Task directions = Search the records for "нерегулярных" and copy each line that holds it.

[Collection entries]
* start *

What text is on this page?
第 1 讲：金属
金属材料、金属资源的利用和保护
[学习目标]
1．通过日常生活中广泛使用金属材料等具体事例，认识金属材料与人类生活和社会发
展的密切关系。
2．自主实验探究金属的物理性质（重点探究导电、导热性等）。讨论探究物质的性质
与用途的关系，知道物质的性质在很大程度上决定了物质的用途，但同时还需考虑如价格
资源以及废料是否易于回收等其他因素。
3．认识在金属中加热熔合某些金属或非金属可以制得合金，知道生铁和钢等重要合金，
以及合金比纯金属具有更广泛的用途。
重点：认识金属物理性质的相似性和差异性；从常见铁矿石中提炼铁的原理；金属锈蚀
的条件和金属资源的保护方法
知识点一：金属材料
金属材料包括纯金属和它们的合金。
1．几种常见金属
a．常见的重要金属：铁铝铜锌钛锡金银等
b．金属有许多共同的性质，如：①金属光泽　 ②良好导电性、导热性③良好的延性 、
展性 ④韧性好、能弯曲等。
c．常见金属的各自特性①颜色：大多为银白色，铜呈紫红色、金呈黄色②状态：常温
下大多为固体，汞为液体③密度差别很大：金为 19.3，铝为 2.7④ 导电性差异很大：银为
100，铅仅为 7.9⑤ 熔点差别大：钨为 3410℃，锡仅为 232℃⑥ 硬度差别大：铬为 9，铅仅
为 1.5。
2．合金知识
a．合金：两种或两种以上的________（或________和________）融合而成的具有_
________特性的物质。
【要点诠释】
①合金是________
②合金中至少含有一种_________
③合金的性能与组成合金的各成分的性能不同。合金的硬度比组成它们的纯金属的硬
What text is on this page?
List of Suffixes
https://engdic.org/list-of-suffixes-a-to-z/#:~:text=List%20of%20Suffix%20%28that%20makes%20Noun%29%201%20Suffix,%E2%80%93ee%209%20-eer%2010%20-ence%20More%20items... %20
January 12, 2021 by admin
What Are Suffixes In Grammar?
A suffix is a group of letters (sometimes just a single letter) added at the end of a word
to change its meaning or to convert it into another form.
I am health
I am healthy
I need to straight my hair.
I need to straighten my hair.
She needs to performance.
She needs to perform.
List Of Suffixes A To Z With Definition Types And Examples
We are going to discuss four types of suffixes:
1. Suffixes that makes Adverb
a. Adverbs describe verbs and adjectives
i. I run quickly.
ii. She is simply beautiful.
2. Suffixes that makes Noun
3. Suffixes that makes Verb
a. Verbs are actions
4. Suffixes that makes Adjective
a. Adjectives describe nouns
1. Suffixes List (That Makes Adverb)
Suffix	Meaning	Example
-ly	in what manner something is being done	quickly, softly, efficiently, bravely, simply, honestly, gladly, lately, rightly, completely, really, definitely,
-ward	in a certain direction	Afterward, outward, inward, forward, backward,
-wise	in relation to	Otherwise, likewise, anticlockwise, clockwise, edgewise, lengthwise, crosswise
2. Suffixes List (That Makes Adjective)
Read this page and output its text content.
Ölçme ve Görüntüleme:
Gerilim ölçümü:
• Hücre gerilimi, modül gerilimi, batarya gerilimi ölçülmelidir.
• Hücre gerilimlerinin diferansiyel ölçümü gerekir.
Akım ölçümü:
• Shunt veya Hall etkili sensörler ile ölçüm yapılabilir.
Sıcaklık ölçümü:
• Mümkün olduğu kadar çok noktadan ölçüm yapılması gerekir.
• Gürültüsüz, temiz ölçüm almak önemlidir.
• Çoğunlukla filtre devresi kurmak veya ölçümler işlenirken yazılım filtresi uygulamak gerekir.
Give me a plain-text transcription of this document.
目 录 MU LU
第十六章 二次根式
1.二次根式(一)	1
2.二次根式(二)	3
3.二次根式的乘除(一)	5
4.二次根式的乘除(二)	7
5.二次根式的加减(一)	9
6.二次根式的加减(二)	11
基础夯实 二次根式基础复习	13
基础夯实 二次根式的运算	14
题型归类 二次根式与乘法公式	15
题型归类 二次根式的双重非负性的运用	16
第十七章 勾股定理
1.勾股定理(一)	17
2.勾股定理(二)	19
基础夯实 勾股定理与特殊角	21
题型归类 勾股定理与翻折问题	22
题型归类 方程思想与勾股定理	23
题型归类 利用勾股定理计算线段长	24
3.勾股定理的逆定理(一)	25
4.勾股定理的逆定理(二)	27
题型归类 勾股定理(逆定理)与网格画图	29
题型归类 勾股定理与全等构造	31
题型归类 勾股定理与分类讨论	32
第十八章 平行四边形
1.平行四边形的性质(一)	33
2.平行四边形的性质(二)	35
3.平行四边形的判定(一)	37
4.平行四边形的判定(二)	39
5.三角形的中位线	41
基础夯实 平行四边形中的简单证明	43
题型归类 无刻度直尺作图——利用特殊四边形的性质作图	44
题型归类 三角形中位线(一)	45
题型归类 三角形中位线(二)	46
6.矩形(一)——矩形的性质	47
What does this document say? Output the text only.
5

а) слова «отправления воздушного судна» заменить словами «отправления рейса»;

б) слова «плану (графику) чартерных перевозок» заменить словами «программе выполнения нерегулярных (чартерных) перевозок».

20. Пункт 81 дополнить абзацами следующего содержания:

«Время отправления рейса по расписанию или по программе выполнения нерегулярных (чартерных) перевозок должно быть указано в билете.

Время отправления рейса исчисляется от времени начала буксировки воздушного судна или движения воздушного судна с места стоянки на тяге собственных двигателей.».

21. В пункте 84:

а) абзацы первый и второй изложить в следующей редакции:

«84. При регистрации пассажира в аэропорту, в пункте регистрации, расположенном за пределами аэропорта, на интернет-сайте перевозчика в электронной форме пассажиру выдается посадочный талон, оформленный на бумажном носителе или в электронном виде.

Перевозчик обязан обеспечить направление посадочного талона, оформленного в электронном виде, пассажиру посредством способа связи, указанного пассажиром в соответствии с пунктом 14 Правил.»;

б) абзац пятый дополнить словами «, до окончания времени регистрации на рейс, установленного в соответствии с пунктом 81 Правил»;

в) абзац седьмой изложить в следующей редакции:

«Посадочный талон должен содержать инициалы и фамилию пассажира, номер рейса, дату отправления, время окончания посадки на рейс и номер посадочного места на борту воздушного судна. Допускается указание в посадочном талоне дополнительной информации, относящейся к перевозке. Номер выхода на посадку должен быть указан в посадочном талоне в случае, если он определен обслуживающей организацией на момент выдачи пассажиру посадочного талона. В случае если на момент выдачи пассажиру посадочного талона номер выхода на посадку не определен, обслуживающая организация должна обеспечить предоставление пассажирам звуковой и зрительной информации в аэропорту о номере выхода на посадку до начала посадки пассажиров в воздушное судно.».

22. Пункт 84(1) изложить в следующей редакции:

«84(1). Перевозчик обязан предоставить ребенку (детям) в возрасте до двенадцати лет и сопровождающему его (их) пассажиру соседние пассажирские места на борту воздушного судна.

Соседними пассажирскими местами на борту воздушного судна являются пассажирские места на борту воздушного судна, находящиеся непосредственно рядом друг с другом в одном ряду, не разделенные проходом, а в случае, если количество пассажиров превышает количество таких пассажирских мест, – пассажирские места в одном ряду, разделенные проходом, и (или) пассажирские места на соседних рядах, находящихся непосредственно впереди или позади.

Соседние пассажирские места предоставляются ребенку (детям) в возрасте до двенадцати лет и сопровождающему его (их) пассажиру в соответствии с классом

* end *

Task solution =
б) слова «плану (графику) чартерных перевозок» заменить словами «программе выполнения нерегулярных (чартерных) перевозок».
«Время отправления рейса по расписанию или по программе выполнения нерегулярных (чартерных) перевозок должно быть указано в билете.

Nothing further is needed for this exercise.